Page image transcription data
##############################
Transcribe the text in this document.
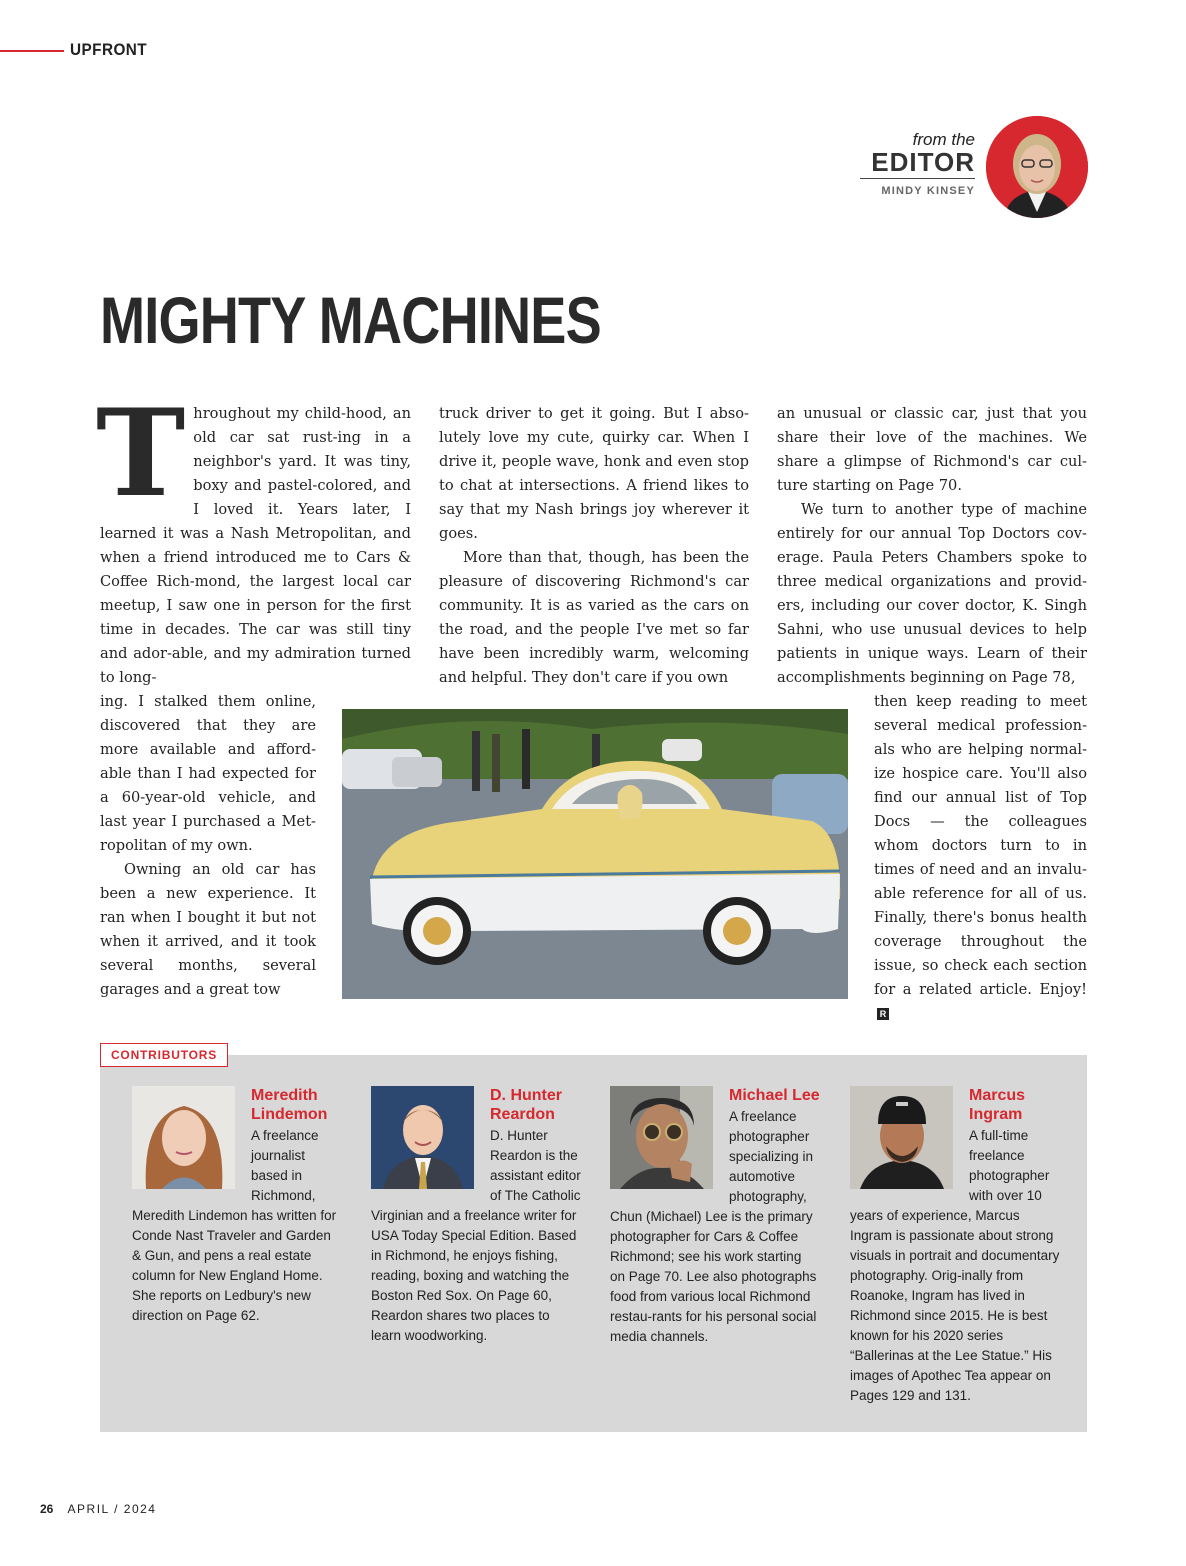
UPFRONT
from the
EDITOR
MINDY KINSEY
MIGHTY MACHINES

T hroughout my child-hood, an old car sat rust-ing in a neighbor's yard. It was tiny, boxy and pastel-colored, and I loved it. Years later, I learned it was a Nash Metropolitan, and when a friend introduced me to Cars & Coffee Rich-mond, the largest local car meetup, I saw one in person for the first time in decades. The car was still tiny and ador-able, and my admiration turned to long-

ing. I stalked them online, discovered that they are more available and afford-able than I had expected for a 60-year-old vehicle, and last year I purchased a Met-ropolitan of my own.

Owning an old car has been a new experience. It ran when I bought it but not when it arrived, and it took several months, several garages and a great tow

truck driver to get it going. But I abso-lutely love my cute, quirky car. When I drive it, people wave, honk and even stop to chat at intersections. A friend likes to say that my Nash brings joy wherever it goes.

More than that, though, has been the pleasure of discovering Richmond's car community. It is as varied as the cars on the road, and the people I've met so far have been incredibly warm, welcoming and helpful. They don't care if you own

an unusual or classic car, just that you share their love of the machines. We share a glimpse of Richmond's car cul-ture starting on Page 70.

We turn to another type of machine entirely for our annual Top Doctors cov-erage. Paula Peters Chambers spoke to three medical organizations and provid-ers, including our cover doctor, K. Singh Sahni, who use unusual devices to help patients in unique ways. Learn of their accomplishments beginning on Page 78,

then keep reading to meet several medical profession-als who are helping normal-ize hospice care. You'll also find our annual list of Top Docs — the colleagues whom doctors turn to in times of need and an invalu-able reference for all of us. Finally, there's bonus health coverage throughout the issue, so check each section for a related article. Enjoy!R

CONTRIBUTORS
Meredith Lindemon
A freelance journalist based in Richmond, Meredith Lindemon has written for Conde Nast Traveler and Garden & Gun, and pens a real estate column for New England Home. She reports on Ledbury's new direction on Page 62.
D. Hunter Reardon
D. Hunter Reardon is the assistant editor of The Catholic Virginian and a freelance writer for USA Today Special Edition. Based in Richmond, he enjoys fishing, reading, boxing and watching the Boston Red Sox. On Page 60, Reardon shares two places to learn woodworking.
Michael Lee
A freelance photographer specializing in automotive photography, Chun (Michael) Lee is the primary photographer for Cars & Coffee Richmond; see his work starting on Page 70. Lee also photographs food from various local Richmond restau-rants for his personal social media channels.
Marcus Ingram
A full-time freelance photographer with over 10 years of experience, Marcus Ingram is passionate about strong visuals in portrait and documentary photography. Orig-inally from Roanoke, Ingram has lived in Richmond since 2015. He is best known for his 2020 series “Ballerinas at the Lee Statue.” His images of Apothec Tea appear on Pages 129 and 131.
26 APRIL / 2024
##############################
* [Assigned task]: Please copy every record above exactly, but leave the pictures out.

* [Expected answer]:
Transcribe the text in this document.
UPFRONT
from the
EDITOR
MINDY KINSEY
MIGHTY MACHINES

T hroughout my child-hood, an old car sat rust-ing in a neighbor's yard. It was tiny, boxy and pastel-colored, and I loved it. Years later, I learned it was a Nash Metropolitan, and when a friend introduced me to Cars & Coffee Rich-mond, the largest local car meetup, I saw one in person for the first time in decades. The car was still tiny and ador-able, and my admiration turned to long-

ing. I stalked them online, discovered that they are more available and afford-able than I had expected for a 60-year-old vehicle, and last year I purchased a Met-ropolitan of my own.

Owning an old car has been a new experience. It ran when I bought it but not when it arrived, and it took several months, several garages and a great tow

truck driver to get it going. But I abso-lutely love my cute, quirky car. When I drive it, people wave, honk and even stop to chat at intersections. A friend likes to say that my Nash brings joy wherever it goes.

More than that, though, has been the pleasure of discovering Richmond's car community. It is as varied as the cars on the road, and the people I've met so far have been incredibly warm, welcoming and helpful. They don't care if you own

an unusual or classic car, just that you share their love of the machines. We share a glimpse of Richmond's car cul-ture starting on Page 70.

We turn to another type of machine entirely for our annual Top Doctors cov-erage. Paula Peters Chambers spoke to three medical organizations and provid-ers, including our cover doctor, K. Singh Sahni, who use unusual devices to help patients in unique ways. Learn of their accomplishments beginning on Page 78,

then keep reading to meet several medical profession-als who are helping normal-ize hospice care. You'll also find our annual list of Top Docs — the colleagues whom doctors turn to in times of need and an invalu-able reference for all of us. Finally, there's bonus health coverage throughout the issue, so check each section for a related article. Enjoy!R

CONTRIBUTORS
Meredith Lindemon
A freelance journalist based in Richmond, Meredith Lindemon has written for Conde Nast Traveler and Garden & Gun, and pens a real estate column for New England Home. She reports on Ledbury's new direction on Page 62.
D. Hunter Reardon
D. Hunter Reardon is the assistant editor of The Catholic Virginian and a freelance writer for USA Today Special Edition. Based in Richmond, he enjoys fishing, reading, boxing and watching the Boston Red Sox. On Page 60, Reardon shares two places to learn woodworking.
Michael Lee
A freelance photographer specializing in automotive photography, Chun (Michael) Lee is the primary photographer for Cars & Coffee Richmond; see his work starting on Page 70. Lee also photographs food from various local Richmond restau-rants for his personal social media channels.
Marcus Ingram
A full-time freelance photographer with over 10 years of experience, Marcus Ingram is passionate about strong visuals in portrait and documentary photography. Orig-inally from Roanoke, Ingram has lived in Richmond since 2015. He is best known for his 2020 series “Ballerinas at the Lee Statue.” His images of Apothec Tea appear on Pages 129 and 131.
26 APRIL / 2024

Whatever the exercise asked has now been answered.